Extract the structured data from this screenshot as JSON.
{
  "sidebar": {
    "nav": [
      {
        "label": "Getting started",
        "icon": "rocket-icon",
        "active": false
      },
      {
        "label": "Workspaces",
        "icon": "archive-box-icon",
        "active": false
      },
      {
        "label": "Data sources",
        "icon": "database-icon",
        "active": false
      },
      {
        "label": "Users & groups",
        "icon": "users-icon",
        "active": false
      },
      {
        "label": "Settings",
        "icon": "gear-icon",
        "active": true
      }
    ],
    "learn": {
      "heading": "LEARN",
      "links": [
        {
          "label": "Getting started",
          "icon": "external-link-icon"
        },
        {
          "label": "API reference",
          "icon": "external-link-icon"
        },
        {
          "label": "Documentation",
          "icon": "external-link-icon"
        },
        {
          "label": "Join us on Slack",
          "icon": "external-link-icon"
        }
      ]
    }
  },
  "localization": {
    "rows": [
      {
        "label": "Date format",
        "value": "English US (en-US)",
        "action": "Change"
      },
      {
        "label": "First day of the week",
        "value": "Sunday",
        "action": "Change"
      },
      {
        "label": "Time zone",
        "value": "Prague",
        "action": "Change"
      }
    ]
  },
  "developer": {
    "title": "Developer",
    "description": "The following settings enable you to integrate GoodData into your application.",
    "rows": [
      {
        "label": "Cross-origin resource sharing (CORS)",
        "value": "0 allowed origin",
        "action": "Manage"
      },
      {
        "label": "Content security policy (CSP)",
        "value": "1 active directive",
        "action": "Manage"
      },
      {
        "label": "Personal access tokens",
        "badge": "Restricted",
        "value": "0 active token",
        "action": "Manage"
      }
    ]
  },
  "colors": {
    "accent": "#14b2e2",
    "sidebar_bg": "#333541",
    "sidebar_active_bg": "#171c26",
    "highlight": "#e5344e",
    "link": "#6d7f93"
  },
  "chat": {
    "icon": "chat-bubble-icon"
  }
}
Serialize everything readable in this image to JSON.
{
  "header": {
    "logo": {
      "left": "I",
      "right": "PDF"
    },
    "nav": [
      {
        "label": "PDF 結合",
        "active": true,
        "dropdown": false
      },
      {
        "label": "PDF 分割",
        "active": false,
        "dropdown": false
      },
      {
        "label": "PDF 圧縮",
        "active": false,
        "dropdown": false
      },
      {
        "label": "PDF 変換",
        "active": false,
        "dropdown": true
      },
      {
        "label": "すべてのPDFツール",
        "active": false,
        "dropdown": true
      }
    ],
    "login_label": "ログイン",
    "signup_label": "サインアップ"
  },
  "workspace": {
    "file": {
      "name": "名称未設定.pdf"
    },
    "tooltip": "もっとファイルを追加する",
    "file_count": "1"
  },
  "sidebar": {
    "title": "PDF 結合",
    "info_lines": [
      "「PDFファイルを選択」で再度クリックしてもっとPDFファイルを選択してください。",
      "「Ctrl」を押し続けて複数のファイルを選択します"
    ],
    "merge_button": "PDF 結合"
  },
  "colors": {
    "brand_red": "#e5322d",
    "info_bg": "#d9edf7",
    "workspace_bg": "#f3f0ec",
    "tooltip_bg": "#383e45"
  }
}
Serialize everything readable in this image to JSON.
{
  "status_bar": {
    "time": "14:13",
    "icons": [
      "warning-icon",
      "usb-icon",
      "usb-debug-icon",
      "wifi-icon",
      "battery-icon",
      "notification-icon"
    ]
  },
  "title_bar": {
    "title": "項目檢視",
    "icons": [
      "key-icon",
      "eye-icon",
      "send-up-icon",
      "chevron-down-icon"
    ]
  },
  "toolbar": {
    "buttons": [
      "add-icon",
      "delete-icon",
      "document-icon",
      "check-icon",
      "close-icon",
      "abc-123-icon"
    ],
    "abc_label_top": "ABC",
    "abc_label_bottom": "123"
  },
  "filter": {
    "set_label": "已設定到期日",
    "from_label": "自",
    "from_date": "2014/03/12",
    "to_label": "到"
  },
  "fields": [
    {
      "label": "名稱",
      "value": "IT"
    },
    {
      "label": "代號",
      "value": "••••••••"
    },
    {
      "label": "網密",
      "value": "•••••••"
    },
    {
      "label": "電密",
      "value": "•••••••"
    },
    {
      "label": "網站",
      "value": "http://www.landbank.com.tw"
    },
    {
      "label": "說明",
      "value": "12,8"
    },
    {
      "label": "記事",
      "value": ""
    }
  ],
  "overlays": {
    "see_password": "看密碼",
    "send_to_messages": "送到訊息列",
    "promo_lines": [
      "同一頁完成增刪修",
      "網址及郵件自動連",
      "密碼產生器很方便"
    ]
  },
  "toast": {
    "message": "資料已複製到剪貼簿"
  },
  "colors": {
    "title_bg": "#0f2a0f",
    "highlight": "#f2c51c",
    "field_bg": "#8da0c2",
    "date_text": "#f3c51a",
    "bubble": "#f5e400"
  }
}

**Task instructions**: Pull every line containing "started" from the data.

**Exercise answer**:
        "label": "Getting started",
          "label": "Getting started",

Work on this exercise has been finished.